INSTRUCTIONS TO FOLLOW:
Keep every line where the word "anomaly" appears; drop the rest.

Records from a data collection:
▽

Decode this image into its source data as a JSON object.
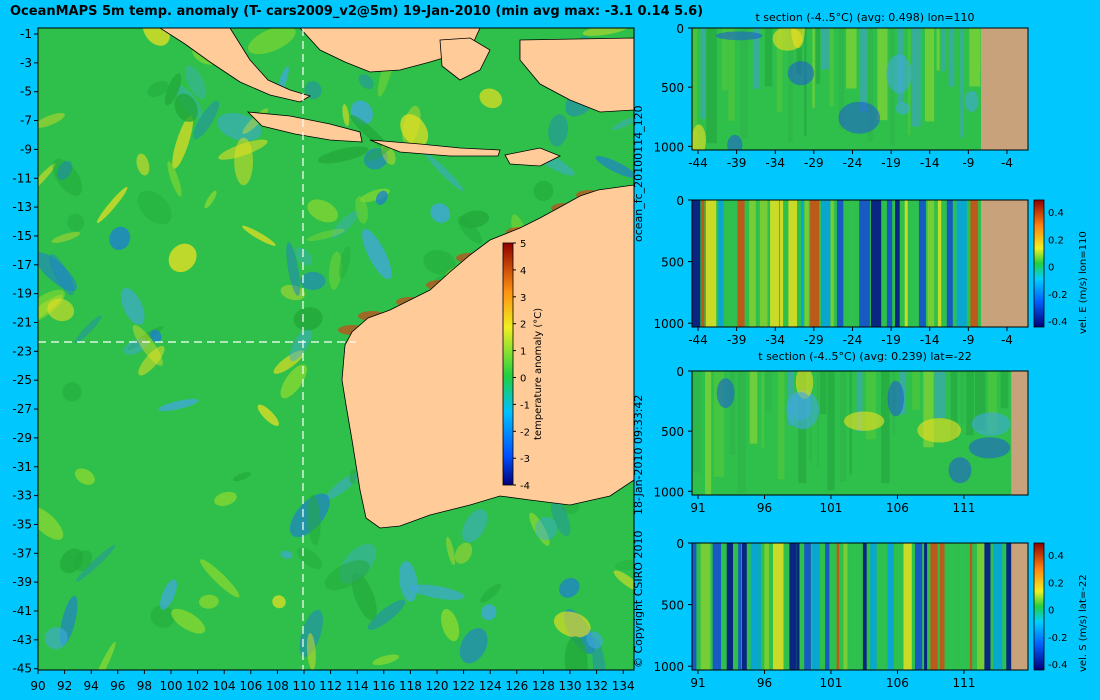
{
  "title": "OceanMAPS 5m temp. anomaly (T- cars2009_v2@5m) 19-Jan-2010 (min avg max: -3.1 0.14 5.6)",
  "colors": {
    "background": "#00c8ff",
    "land": "#ffcc99",
    "ocean_base": "#2ec04a",
    "cold": "#1e7fd0",
    "warm": "#f0e020",
    "hot": "#e83010",
    "section_land": "#c8a27a"
  },
  "map": {
    "lat_labels": [
      "-1",
      "-3",
      "-5",
      "-7",
      "-9",
      "-11",
      "-13",
      "-15",
      "-17",
      "-19",
      "-21",
      "-23",
      "-25",
      "-27",
      "-29",
      "-31",
      "-33",
      "-35",
      "-37",
      "-39",
      "-41",
      "-43",
      "-45"
    ],
    "lon_labels": [
      "90",
      "92",
      "94",
      "96",
      "98",
      "100",
      "102",
      "104",
      "106",
      "108",
      "110",
      "112",
      "114",
      "116",
      "118",
      "120",
      "122",
      "124",
      "126",
      "128",
      "130",
      "132",
      "134"
    ],
    "crosshair": {
      "lon": "110",
      "lat": "-22"
    },
    "colorbar": {
      "label": "temperature anomaly (°C)",
      "ticks": [
        "5",
        "4",
        "3",
        "2",
        "1",
        "0",
        "-1",
        "-2",
        "-3",
        "-4"
      ]
    }
  },
  "side_labels": {
    "forecast": "ocean_fc_20100114_120",
    "date": "18-Jan-2010 09:33:42",
    "copyright": "© Copyright CSIRO 2010"
  },
  "panels": [
    {
      "title": "t section (-4..5°C) (avg: 0.498) lon=110",
      "y_ticks": [
        "0",
        "500",
        "1000"
      ],
      "x_ticks": [
        "-44",
        "-39",
        "-34",
        "-29",
        "-24",
        "-19",
        "-14",
        "-9",
        "-4"
      ],
      "right_label": ""
    },
    {
      "title": "",
      "y_ticks": [
        "0",
        "500",
        "1000"
      ],
      "x_ticks": [
        "-44",
        "-39",
        "-34",
        "-29",
        "-24",
        "-19",
        "-14",
        "-9",
        "-4"
      ],
      "right_label": "vel. E (m/s) lon=110",
      "colorbar_ticks": [
        "0.4",
        "0.2",
        "0",
        "-0.2",
        "-0.4"
      ]
    },
    {
      "title": "t section (-4..5°C) (avg: 0.239) lat=-22",
      "y_ticks": [
        "0",
        "500",
        "1000"
      ],
      "x_ticks": [
        "91",
        "96",
        "101",
        "106",
        "111"
      ],
      "right_label": ""
    },
    {
      "title": "",
      "y_ticks": [
        "0",
        "500",
        "1000"
      ],
      "x_ticks": [
        "91",
        "96",
        "101",
        "106",
        "111"
      ],
      "right_label": "vel. S (m/s) lat=-22",
      "colorbar_ticks": [
        "0.4",
        "0.2",
        "0",
        "-0.2",
        "-0.4"
      ]
    }
  ]
}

△

EXERCISE OUTPUT:
  "title": "OceanMAPS 5m temp. anomaly (T- cars2009_v2@5m) 19-Jan-2010 (min avg max: -3.1 0.14 5.6)",
      "label": "temperature anomaly (°C)",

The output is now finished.